::: Task data :::

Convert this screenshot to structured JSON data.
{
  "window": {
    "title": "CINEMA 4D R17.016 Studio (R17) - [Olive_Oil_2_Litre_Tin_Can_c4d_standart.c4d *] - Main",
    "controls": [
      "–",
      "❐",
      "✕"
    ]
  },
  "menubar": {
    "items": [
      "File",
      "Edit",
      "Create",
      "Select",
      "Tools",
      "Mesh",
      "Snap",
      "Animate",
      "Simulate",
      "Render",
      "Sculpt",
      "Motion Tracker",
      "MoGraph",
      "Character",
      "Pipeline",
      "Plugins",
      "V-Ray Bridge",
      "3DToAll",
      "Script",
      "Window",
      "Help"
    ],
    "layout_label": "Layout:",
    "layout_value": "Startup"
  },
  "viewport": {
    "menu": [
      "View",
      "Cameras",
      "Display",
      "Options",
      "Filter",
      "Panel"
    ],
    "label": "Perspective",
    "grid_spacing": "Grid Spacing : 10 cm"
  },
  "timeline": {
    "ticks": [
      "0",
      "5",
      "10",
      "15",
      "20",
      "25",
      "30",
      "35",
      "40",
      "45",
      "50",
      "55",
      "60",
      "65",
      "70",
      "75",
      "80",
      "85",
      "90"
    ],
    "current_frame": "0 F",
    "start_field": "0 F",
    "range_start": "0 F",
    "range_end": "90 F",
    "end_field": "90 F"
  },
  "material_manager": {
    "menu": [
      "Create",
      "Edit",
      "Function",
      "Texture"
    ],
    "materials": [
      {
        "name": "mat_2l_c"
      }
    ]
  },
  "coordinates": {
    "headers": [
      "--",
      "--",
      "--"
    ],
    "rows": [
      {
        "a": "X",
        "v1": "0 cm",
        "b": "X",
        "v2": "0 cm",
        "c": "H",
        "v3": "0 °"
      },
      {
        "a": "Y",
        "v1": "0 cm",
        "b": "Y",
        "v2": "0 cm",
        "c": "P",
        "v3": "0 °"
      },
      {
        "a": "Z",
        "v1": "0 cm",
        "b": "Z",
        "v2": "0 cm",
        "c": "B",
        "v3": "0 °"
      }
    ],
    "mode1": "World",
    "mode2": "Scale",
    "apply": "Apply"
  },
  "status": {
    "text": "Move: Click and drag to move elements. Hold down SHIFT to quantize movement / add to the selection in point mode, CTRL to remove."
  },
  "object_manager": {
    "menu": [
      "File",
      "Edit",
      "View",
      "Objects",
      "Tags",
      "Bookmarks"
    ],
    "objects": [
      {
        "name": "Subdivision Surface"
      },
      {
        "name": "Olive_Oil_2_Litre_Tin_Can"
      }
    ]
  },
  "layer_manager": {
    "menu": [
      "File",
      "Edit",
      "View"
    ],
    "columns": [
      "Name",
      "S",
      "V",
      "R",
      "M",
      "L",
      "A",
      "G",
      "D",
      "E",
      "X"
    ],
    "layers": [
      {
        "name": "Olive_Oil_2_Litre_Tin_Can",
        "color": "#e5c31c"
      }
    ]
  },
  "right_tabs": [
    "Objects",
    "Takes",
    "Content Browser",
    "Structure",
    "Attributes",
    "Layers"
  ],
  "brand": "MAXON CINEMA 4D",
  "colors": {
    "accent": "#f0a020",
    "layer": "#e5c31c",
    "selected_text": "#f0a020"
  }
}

:::

■ Stated task
Above are some records. Print them all exactly.

■ Completed exercise
Convert this screenshot to structured JSON data.
{
  "window": {
    "title": "CINEMA 4D R17.016 Studio (R17) - [Olive_Oil_2_Litre_Tin_Can_c4d_standart.c4d *] - Main",
    "controls": [
      "–",
      "❐",
      "✕"
    ]
  },
  "menubar": {
    "items": [
      "File",
      "Edit",
      "Create",
      "Select",
      "Tools",
      "Mesh",
      "Snap",
      "Animate",
      "Simulate",
      "Render",
      "Sculpt",
      "Motion Tracker",
      "MoGraph",
      "Character",
      "Pipeline",
      "Plugins",
      "V-Ray Bridge",
      "3DToAll",
      "Script",
      "Window",
      "Help"
    ],
    "layout_label": "Layout:",
    "layout_value": "Startup"
  },
  "viewport": {
    "menu": [
      "View",
      "Cameras",
      "Display",
      "Options",
      "Filter",
      "Panel"
    ],
    "label": "Perspective",
    "grid_spacing": "Grid Spacing : 10 cm"
  },
  "timeline": {
    "ticks": [
      "0",
      "5",
      "10",
      "15",
      "20",
      "25",
      "30",
      "35",
      "40",
      "45",
      "50",
      "55",
      "60",
      "65",
      "70",
      "75",
      "80",
      "85",
      "90"
    ],
    "current_frame": "0 F",
    "start_field": "0 F",
    "range_start": "0 F",
    "range_end": "90 F",
    "end_field": "90 F"
  },
  "material_manager": {
    "menu": [
      "Create",
      "Edit",
      "Function",
      "Texture"
    ],
    "materials": [
      {
        "name": "mat_2l_c"
      }
    ]
  },
  "coordinates": {
    "headers": [
      "--",
      "--",
      "--"
    ],
    "rows": [
      {
        "a": "X",
        "v1": "0 cm",
        "b": "X",
        "v2": "0 cm",
        "c": "H",
        "v3": "0 °"
      },
      {
        "a": "Y",
        "v1": "0 cm",
        "b": "Y",
        "v2": "0 cm",
        "c": "P",
        "v3": "0 °"
      },
      {
        "a": "Z",
        "v1": "0 cm",
        "b": "Z",
        "v2": "0 cm",
        "c": "B",
        "v3": "0 °"
      }
    ],
    "mode1": "World",
    "mode2": "Scale",
    "apply": "Apply"
  },
  "status": {
    "text": "Move: Click and drag to move elements. Hold down SHIFT to quantize movement / add to the selection in point mode, CTRL to remove."
  },
  "object_manager": {
    "menu": [
      "File",
      "Edit",
      "View",
      "Objects",
      "Tags",
      "Bookmarks"
    ],
    "objects": [
      {
        "name": "Subdivision Surface"
      },
      {
        "name": "Olive_Oil_2_Litre_Tin_Can"
      }
    ]
  },
  "layer_manager": {
    "menu": [
      "File",
      "Edit",
      "View"
    ],
    "columns": [
      "Name",
      "S",
      "V",
      "R",
      "M",
      "L",
      "A",
      "G",
      "D",
      "E",
      "X"
    ],
    "layers": [
      {
        "name": "Olive_Oil_2_Litre_Tin_Can",
        "color": "#e5c31c"
      }
    ]
  },
  "right_tabs": [
    "Objects",
    "Takes",
    "Content Browser",
    "Structure",
    "Attributes",
    "Layers"
  ],
  "brand": "MAXON CINEMA 4D",
  "colors": {
    "accent": "#f0a020",
    "layer": "#e5c31c",
    "selected_text": "#f0a020"
  }
}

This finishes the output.